* [The exercise] Write the data out again in full, with no departure from the original.

* [Data for the task]

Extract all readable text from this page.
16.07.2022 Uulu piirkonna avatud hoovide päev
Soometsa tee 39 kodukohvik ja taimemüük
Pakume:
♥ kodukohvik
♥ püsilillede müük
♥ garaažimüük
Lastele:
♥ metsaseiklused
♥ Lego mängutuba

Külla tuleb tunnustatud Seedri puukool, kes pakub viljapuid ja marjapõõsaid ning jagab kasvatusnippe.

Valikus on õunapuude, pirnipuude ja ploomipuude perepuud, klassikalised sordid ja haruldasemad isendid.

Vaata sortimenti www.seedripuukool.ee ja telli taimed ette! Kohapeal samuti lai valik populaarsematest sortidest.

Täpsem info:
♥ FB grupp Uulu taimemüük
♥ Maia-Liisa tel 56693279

* [Solution to the problem]
Extract all readable text from this page.
16.07.2022 Uulu piirkonna avatud hoovide päev
Soometsa tee 39 kodukohvik ja taimemüük
Pakume:
♥ kodukohvik
♥ püsilillede müük
♥ garaažimüük
Lastele:
♥ metsaseiklused
♥ Lego mängutuba

Külla tuleb tunnustatud Seedri puukool, kes pakub viljapuid ja marjapõõsaid ning jagab kasvatusnippe.

Valikus on õunapuude, pirnipuude ja ploomipuude perepuud, klassikalised sordid ja haruldasemad isendid.

Vaata sortimenti www.seedripuukool.ee ja telli taimed ette! Kohapeal samuti lai valik populaarsematest sortidest.

Täpsem info:
♥ FB grupp Uulu taimemüük
♥ Maia-Liisa tel 56693279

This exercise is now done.